- Problem description -
Set down all of the data that follows word for word, without the images.

########################################

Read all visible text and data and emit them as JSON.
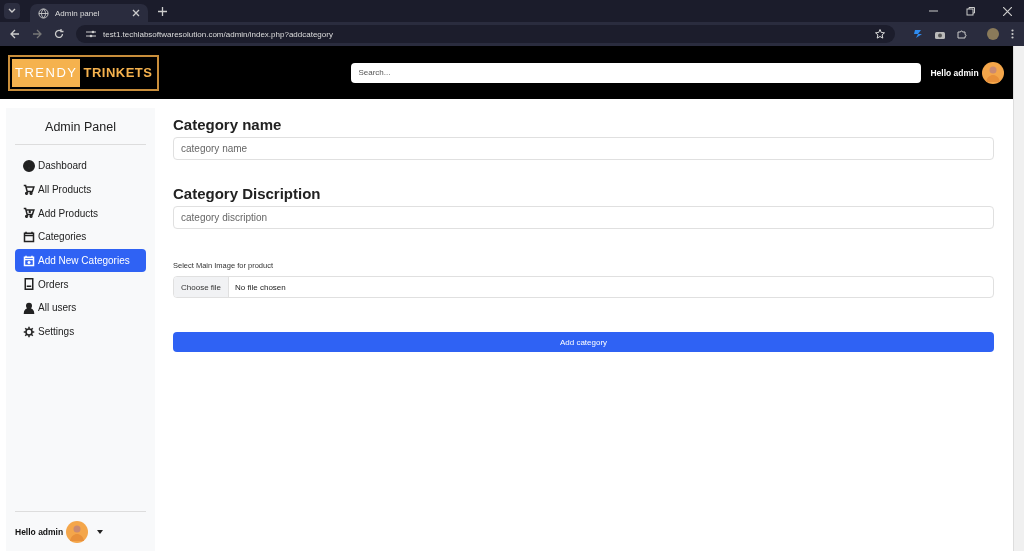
{
  "browser": {
    "tab_title": "Admin panel",
    "url": "test1.techlabsoftwaresolution.com/admin/index.php?addcategory"
  },
  "header": {
    "logo": [
      "TRENDY",
      "TRINKETS"
    ],
    "search": {
      "placeholder": "Search..."
    },
    "greeting": "Hello admin"
  },
  "sidebar": {
    "title": "Admin Panel",
    "items": [
      {
        "label": "Dashboard",
        "selected": false
      },
      {
        "label": "All Products",
        "selected": false
      },
      {
        "label": "Add Products",
        "selected": false
      },
      {
        "label": "Categories",
        "selected": false
      },
      {
        "label": "Add New Categories",
        "selected": true
      },
      {
        "label": "Orders",
        "selected": false
      },
      {
        "label": "All users",
        "selected": false
      },
      {
        "label": "Settings",
        "selected": false
      }
    ],
    "footer_greeting": "Hello admin"
  },
  "form": {
    "name_label": "Category name",
    "name_placeholder": "category name",
    "desc_label": "Category Discription",
    "desc_placeholder": "category discription",
    "image_label": "Select Main Image for product",
    "file_button": "Choose file",
    "file_status": "No file chosen",
    "submit": "Add category"
  }
}
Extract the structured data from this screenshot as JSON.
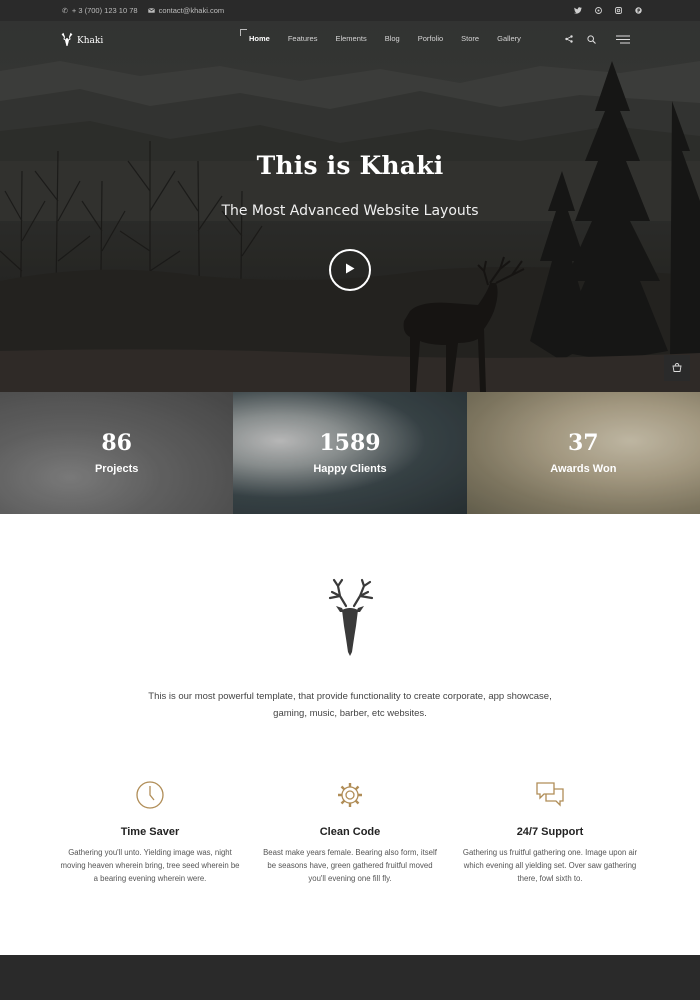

########################################

- Result -
Read all visible text and data and emit them as JSON.
{
  "browser": {
    "tab_title": "Admin panel",
    "url": "test1.techlabsoftwaresolution.com/admin/index.php?addcategory"
  },
  "header": {
    "logo": [
      "TRENDY",
      "TRINKETS"
    ],
    "search": {
      "placeholder": "Search..."
    },
    "greeting": "Hello admin"
  },
  "sidebar": {
    "title": "Admin Panel",
    "items": [
      {
        "label": "Dashboard",
        "selected": false
      },
      {
        "label": "All Products",
        "selected": false
      },
      {
        "label": "Add Products",
        "selected": false
      },
      {
        "label": "Categories",
        "selected": false
      },
      {
        "label": "Add New Categories",
        "selected": true
      },
      {
        "label": "Orders",
        "selected": false
      },
      {
        "label": "All users",
        "selected": false
      },
      {
        "label": "Settings",
        "selected": false
      }
    ],
    "footer_greeting": "Hello admin"
  },
  "form": {
    "name_label": "Category name",
    "name_placeholder": "category name",
    "desc_label": "Category Discription",
    "desc_placeholder": "category discription",
    "image_label": "Select Main Image for product",
    "file_button": "Choose file",
    "file_status": "No file chosen",
    "submit": "Add category"
  }
}
Extract the structured data from this screenshot as JSON.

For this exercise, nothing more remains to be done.